* INSTRUCTION *
Determine which lines of the records include the word "this", and copy them.

---------- ROWS ----------

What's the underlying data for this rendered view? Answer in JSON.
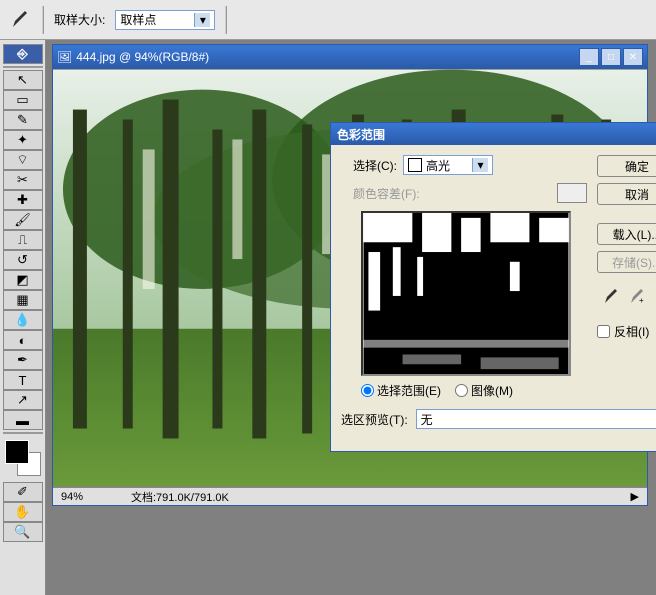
{
  "option_bar": {
    "sample_size_label": "取样大小:",
    "sample_size_value": "取样点"
  },
  "toolbox": {
    "tools": [
      "move",
      "marquee",
      "lasso",
      "wand",
      "crop",
      "slice",
      "heal",
      "brush",
      "stamp",
      "history",
      "eraser",
      "gradient",
      "blur",
      "dodge",
      "pen",
      "type",
      "path",
      "shape",
      "notes",
      "eyedrop",
      "hand",
      "zoom"
    ]
  },
  "document": {
    "title": "444.jpg @ 94%(RGB/8#)",
    "zoom": "94%",
    "status_doc": "文档:791.0K/791.0K"
  },
  "dialog": {
    "title": "色彩范围",
    "select_label": "选择(C):",
    "select_value": "高光",
    "fuzziness_label": "颜色容差(F):",
    "radio_selection": "选择范围(E)",
    "radio_image": "图像(M)",
    "preview_label": "选区预览(T):",
    "preview_value": "无",
    "btn_ok": "确定",
    "btn_cancel": "取消",
    "btn_load": "载入(L)...",
    "btn_save": "存储(S)...",
    "invert_label": "反相(I)"
  }
}
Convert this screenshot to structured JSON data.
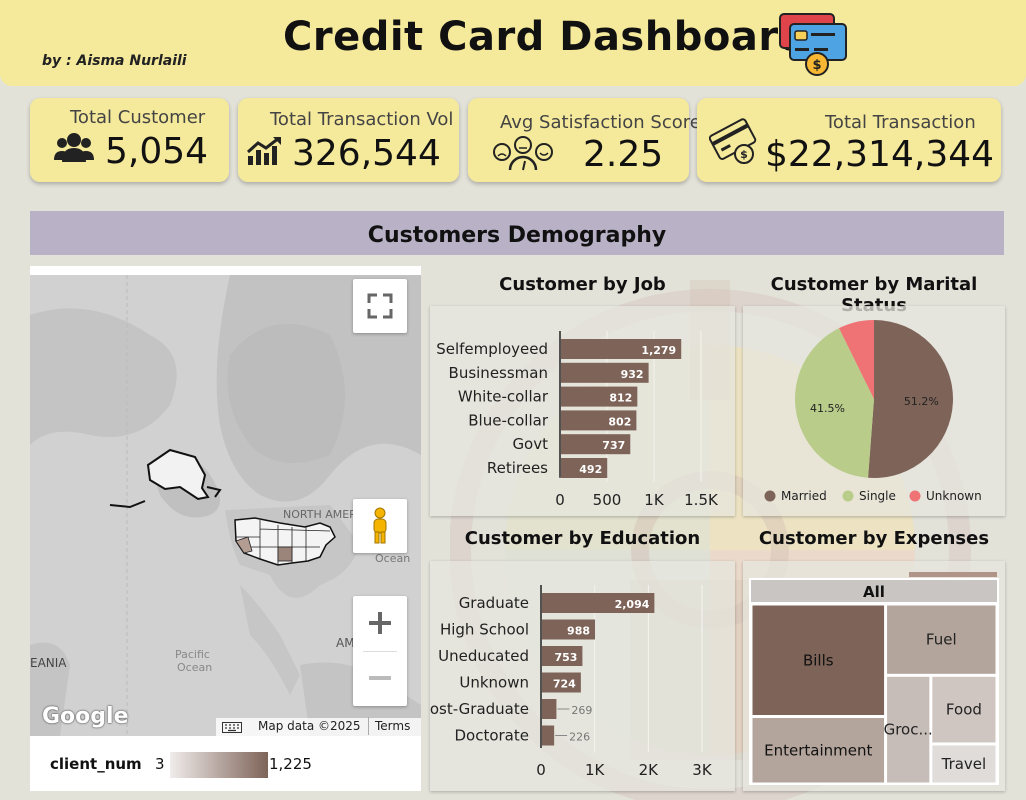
{
  "header": {
    "author": "by : Aisma Nurlaili",
    "title": "Credit Card Dashboard"
  },
  "kpis": {
    "customer": {
      "label": "Total Customer",
      "value": "5,054"
    },
    "volume": {
      "label": "Total Transaction Vol",
      "value": "326,544"
    },
    "satisfaction": {
      "label": "Avg Satisfaction Score",
      "value": "2.25"
    },
    "transaction": {
      "label": "Total Transaction",
      "value": "$22,314,344"
    }
  },
  "section": {
    "title": "Customers Demography"
  },
  "map": {
    "labels": {
      "north_america": "NORTH AMERICA",
      "ocean": "Ocean",
      "pacific": "Pacific Ocean",
      "asia": "EANIA",
      "am": "AM"
    },
    "attribution": "Map data ©2025",
    "terms": "Terms",
    "google": "Google",
    "legend": {
      "field": "client_num",
      "min": "3",
      "max": "1,225"
    }
  },
  "colors": {
    "bar": "#7e6358",
    "married": "#7e6358",
    "single": "#b9cc8a",
    "unknown": "#ef7375",
    "header": "#f5e99b",
    "section": "#b9b1c6"
  },
  "charts": {
    "job": {
      "title": "Customer by Job"
    },
    "marital": {
      "title": "Customer by Marital Status"
    },
    "education": {
      "title": "Customer by Education"
    },
    "expenses": {
      "title": "Customer by Expenses",
      "root": "All"
    }
  },
  "chart_data": [
    {
      "type": "bar",
      "orientation": "horizontal",
      "title": "Customer by Job",
      "categories": [
        "Selfemployeed",
        "Businessman",
        "White-collar",
        "Blue-collar",
        "Govt",
        "Retirees"
      ],
      "values": [
        1279,
        932,
        812,
        802,
        737,
        492
      ],
      "value_labels": [
        "1,279",
        "932",
        "812",
        "802",
        "737",
        "492"
      ],
      "xlim": [
        0,
        1500
      ],
      "xticks": [
        "0",
        "500",
        "1K",
        "1.5K"
      ]
    },
    {
      "type": "pie",
      "title": "Customer by Marital Status",
      "labels": [
        "Married",
        "Single",
        "Unknown"
      ],
      "values": [
        51.2,
        41.5,
        7.3
      ],
      "slice_labels": [
        "51.2%",
        "41.5%",
        ""
      ],
      "legend": "bottom"
    },
    {
      "type": "bar",
      "orientation": "horizontal",
      "title": "Customer by Education",
      "categories": [
        "Graduate",
        "High School",
        "Uneducated",
        "Unknown",
        "Post-Graduate",
        "Doctorate"
      ],
      "values": [
        2094,
        988,
        753,
        724,
        269,
        226
      ],
      "value_labels": [
        "2,094",
        "988",
        "753",
        "724",
        "269",
        "226"
      ],
      "xlim": [
        0,
        3000
      ],
      "xticks": [
        "0",
        "1K",
        "2K",
        "3K"
      ]
    },
    {
      "type": "treemap",
      "title": "Customer by Expenses",
      "labels": [
        "Bills",
        "Entertainment",
        "Fuel",
        "Groc...",
        "Food",
        "Travel"
      ],
      "values": [
        40,
        24,
        21,
        13,
        12,
        7
      ]
    }
  ]
}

----------

* SOLUTION TO THE PROBLEM *
What's the underlying data for this rendered view? Answer in JSON.
Convert this screenshot to structured JSON data.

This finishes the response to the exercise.